== REQUIRED ACTION ==
Please copy the listing below in its entirety, without alteration.

*** Opening of MATERIAL FOR THIS EXERCISE ***

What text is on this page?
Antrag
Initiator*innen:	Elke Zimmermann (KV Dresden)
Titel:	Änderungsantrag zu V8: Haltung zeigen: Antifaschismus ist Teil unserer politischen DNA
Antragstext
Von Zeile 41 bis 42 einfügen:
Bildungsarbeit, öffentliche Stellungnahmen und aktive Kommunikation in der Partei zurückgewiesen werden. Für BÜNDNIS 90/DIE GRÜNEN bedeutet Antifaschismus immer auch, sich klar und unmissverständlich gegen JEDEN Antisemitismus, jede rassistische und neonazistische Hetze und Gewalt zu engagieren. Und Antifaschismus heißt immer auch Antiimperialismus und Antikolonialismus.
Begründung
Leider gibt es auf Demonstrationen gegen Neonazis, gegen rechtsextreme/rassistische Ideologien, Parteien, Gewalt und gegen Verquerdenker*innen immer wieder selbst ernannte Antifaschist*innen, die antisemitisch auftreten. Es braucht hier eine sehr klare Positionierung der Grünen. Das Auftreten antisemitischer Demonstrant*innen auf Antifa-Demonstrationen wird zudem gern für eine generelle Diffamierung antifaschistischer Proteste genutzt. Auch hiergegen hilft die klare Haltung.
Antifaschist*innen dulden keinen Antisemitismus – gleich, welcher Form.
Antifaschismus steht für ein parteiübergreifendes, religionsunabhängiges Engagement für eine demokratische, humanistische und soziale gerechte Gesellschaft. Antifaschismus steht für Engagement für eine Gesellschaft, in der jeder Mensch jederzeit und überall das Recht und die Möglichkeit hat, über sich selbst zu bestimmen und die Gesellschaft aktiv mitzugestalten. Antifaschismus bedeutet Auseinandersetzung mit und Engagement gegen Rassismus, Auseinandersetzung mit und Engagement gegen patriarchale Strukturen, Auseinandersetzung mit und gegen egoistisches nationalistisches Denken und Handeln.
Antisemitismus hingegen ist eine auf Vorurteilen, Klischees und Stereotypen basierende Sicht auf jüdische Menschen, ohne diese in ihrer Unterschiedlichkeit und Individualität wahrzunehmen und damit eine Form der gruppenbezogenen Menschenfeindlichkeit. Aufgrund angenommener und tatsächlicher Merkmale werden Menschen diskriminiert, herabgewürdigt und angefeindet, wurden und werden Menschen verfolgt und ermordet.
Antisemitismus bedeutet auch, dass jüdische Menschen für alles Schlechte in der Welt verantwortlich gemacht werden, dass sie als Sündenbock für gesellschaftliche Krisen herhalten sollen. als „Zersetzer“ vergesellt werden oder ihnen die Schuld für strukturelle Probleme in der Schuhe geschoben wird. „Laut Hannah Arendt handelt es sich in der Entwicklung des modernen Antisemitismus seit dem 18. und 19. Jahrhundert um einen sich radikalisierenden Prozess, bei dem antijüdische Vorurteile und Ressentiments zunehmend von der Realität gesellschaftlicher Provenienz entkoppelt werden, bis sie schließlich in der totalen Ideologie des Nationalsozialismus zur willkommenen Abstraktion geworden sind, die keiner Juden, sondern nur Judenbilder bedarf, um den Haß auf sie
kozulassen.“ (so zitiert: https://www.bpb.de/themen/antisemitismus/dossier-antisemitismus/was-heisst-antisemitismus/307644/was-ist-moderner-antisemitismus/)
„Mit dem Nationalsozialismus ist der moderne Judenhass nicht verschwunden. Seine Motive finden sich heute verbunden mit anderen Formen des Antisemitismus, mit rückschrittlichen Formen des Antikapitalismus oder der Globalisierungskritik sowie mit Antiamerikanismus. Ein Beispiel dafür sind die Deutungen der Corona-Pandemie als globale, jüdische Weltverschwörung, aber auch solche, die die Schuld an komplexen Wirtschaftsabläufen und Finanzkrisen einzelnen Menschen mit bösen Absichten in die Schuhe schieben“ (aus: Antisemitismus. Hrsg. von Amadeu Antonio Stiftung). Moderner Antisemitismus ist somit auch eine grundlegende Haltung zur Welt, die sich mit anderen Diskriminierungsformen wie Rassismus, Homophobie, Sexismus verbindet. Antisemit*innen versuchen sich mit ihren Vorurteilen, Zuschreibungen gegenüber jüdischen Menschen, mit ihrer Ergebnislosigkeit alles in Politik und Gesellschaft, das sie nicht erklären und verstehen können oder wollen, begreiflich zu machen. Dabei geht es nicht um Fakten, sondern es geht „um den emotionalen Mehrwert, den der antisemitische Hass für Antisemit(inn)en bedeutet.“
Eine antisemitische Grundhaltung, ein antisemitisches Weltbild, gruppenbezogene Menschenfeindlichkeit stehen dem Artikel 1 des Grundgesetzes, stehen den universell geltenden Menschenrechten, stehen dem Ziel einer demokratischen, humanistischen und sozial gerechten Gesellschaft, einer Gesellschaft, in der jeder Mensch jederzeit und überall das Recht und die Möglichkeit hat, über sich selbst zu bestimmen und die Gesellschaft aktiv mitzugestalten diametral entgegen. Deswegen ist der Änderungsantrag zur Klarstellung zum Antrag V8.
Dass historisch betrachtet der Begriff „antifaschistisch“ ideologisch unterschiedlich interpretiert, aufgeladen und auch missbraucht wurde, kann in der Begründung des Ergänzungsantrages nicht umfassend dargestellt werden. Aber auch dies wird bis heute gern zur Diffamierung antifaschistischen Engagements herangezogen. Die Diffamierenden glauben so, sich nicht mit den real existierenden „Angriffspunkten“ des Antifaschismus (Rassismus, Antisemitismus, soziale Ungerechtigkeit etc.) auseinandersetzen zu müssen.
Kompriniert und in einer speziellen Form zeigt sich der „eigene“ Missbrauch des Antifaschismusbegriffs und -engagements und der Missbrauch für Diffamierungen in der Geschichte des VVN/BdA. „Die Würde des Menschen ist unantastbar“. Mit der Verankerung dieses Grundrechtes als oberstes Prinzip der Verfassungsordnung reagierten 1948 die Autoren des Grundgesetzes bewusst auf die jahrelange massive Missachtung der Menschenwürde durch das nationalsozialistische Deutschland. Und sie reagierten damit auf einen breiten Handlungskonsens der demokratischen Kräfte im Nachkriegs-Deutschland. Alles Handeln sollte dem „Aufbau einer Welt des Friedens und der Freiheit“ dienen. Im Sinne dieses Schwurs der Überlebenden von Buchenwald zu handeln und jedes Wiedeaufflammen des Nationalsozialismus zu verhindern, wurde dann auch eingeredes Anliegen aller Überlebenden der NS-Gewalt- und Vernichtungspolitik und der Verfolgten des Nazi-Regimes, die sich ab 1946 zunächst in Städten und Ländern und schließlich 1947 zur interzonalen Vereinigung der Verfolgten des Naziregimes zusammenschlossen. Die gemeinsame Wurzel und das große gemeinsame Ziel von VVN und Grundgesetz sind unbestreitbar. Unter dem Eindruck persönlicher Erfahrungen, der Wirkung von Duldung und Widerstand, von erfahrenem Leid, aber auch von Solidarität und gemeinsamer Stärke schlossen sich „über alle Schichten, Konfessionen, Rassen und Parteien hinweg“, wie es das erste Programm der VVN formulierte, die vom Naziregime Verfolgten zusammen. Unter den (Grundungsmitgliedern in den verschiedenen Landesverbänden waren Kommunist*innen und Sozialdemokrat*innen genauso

*** Close of MATERIAL FOR THIS EXERCISE ***

== WRITTEN RESPONSE ==
What text is on this page?
Antrag
Initiator*innen:	Elke Zimmermann (KV Dresden)
Titel:	Änderungsantrag zu V8: Haltung zeigen: Antifaschismus ist Teil unserer politischen DNA
Antragstext
Von Zeile 41 bis 42 einfügen:
Bildungsarbeit, öffentliche Stellungnahmen und aktive Kommunikation in der Partei zurückgewiesen werden. Für BÜNDNIS 90/DIE GRÜNEN bedeutet Antifaschismus immer auch, sich klar und unmissverständlich gegen JEDEN Antisemitismus, jede rassistische und neonazistische Hetze und Gewalt zu engagieren. Und Antifaschismus heißt immer auch Antiimperialismus und Antikolonialismus.
Begründung
Leider gibt es auf Demonstrationen gegen Neonazis, gegen rechtsextreme/rassistische Ideologien, Parteien, Gewalt und gegen Verquerdenker*innen immer wieder selbst ernannte Antifaschist*innen, die antisemitisch auftreten. Es braucht hier eine sehr klare Positionierung der Grünen. Das Auftreten antisemitischer Demonstrant*innen auf Antifa-Demonstrationen wird zudem gern für eine generelle Diffamierung antifaschistischer Proteste genutzt. Auch hiergegen hilft die klare Haltung.
Antifaschist*innen dulden keinen Antisemitismus – gleich, welcher Form.
Antifaschismus steht für ein parteiübergreifendes, religionsunabhängiges Engagement für eine demokratische, humanistische und soziale gerechte Gesellschaft. Antifaschismus steht für Engagement für eine Gesellschaft, in der jeder Mensch jederzeit und überall das Recht und die Möglichkeit hat, über sich selbst zu bestimmen und die Gesellschaft aktiv mitzugestalten. Antifaschismus bedeutet Auseinandersetzung mit und Engagement gegen Rassismus, Auseinandersetzung mit und Engagement gegen patriarchale Strukturen, Auseinandersetzung mit und gegen egoistisches nationalistisches Denken und Handeln.
Antisemitismus hingegen ist eine auf Vorurteilen, Klischees und Stereotypen basierende Sicht auf jüdische Menschen, ohne diese in ihrer Unterschiedlichkeit und Individualität wahrzunehmen und damit eine Form der gruppenbezogenen Menschenfeindlichkeit. Aufgrund angenommener und tatsächlicher Merkmale werden Menschen diskriminiert, herabgewürdigt und angefeindet, wurden und werden Menschen verfolgt und ermordet.
Antisemitismus bedeutet auch, dass jüdische Menschen für alles Schlechte in der Welt verantwortlich gemacht werden, dass sie als Sündenbock für gesellschaftliche Krisen herhalten sollen. als „Zersetzer“ vergesellt werden oder ihnen die Schuld für strukturelle Probleme in der Schuhe geschoben wird. „Laut Hannah Arendt handelt es sich in der Entwicklung des modernen Antisemitismus seit dem 18. und 19. Jahrhundert um einen sich radikalisierenden Prozess, bei dem antijüdische Vorurteile und Ressentiments zunehmend von der Realität gesellschaftlicher Provenienz entkoppelt werden, bis sie schließlich in der totalen Ideologie des Nationalsozialismus zur willkommenen Abstraktion geworden sind, die keiner Juden, sondern nur Judenbilder bedarf, um den Haß auf sie
kozulassen.“ (so zitiert: https://www.bpb.de/themen/antisemitismus/dossier-antisemitismus/was-heisst-antisemitismus/307644/was-ist-moderner-antisemitismus/)
„Mit dem Nationalsozialismus ist der moderne Judenhass nicht verschwunden. Seine Motive finden sich heute verbunden mit anderen Formen des Antisemitismus, mit rückschrittlichen Formen des Antikapitalismus oder der Globalisierungskritik sowie mit Antiamerikanismus. Ein Beispiel dafür sind die Deutungen der Corona-Pandemie als globale, jüdische Weltverschwörung, aber auch solche, die die Schuld an komplexen Wirtschaftsabläufen und Finanzkrisen einzelnen Menschen mit bösen Absichten in die Schuhe schieben“ (aus: Antisemitismus. Hrsg. von Amadeu Antonio Stiftung). Moderner Antisemitismus ist somit auch eine grundlegende Haltung zur Welt, die sich mit anderen Diskriminierungsformen wie Rassismus, Homophobie, Sexismus verbindet. Antisemit*innen versuchen sich mit ihren Vorurteilen, Zuschreibungen gegenüber jüdischen Menschen, mit ihrer Ergebnislosigkeit alles in Politik und Gesellschaft, das sie nicht erklären und verstehen können oder wollen, begreiflich zu machen. Dabei geht es nicht um Fakten, sondern es geht „um den emotionalen Mehrwert, den der antisemitische Hass für Antisemit(inn)en bedeutet.“
Eine antisemitische Grundhaltung, ein antisemitisches Weltbild, gruppenbezogene Menschenfeindlichkeit stehen dem Artikel 1 des Grundgesetzes, stehen den universell geltenden Menschenrechten, stehen dem Ziel einer demokratischen, humanistischen und sozial gerechten Gesellschaft, einer Gesellschaft, in der jeder Mensch jederzeit und überall das Recht und die Möglichkeit hat, über sich selbst zu bestimmen und die Gesellschaft aktiv mitzugestalten diametral entgegen. Deswegen ist der Änderungsantrag zur Klarstellung zum Antrag V8.
Dass historisch betrachtet der Begriff „antifaschistisch“ ideologisch unterschiedlich interpretiert, aufgeladen und auch missbraucht wurde, kann in der Begründung des Ergänzungsantrages nicht umfassend dargestellt werden. Aber auch dies wird bis heute gern zur Diffamierung antifaschistischen Engagements herangezogen. Die Diffamierenden glauben so, sich nicht mit den real existierenden „Angriffspunkten“ des Antifaschismus (Rassismus, Antisemitismus, soziale Ungerechtigkeit etc.) auseinandersetzen zu müssen.
Kompriniert und in einer speziellen Form zeigt sich der „eigene“ Missbrauch des Antifaschismusbegriffs und -engagements und der Missbrauch für Diffamierungen in der Geschichte des VVN/BdA. „Die Würde des Menschen ist unantastbar“. Mit der Verankerung dieses Grundrechtes als oberstes Prinzip der Verfassungsordnung reagierten 1948 die Autoren des Grundgesetzes bewusst auf die jahrelange massive Missachtung der Menschenwürde durch das nationalsozialistische Deutschland. Und sie reagierten damit auf einen breiten Handlungskonsens der demokratischen Kräfte im Nachkriegs-Deutschland. Alles Handeln sollte dem „Aufbau einer Welt des Friedens und der Freiheit“ dienen. Im Sinne dieses Schwurs der Überlebenden von Buchenwald zu handeln und jedes Wiedeaufflammen des Nationalsozialismus zu verhindern, wurde dann auch eingeredes Anliegen aller Überlebenden der NS-Gewalt- und Vernichtungspolitik und der Verfolgten des Nazi-Regimes, die sich ab 1946 zunächst in Städten und Ländern und schließlich 1947 zur interzonalen Vereinigung der Verfolgten des Naziregimes zusammenschlossen. Die gemeinsame Wurzel und das große gemeinsame Ziel von VVN und Grundgesetz sind unbestreitbar. Unter dem Eindruck persönlicher Erfahrungen, der Wirkung von Duldung und Widerstand, von erfahrenem Leid, aber auch von Solidarität und gemeinsamer Stärke schlossen sich „über alle Schichten, Konfessionen, Rassen und Parteien hinweg“, wie es das erste Programm der VVN formulierte, die vom Naziregime Verfolgten zusammen. Unter den (Grundungsmitgliedern in den verschiedenen Landesverbänden waren Kommunist*innen und Sozialdemokrat*innen genauso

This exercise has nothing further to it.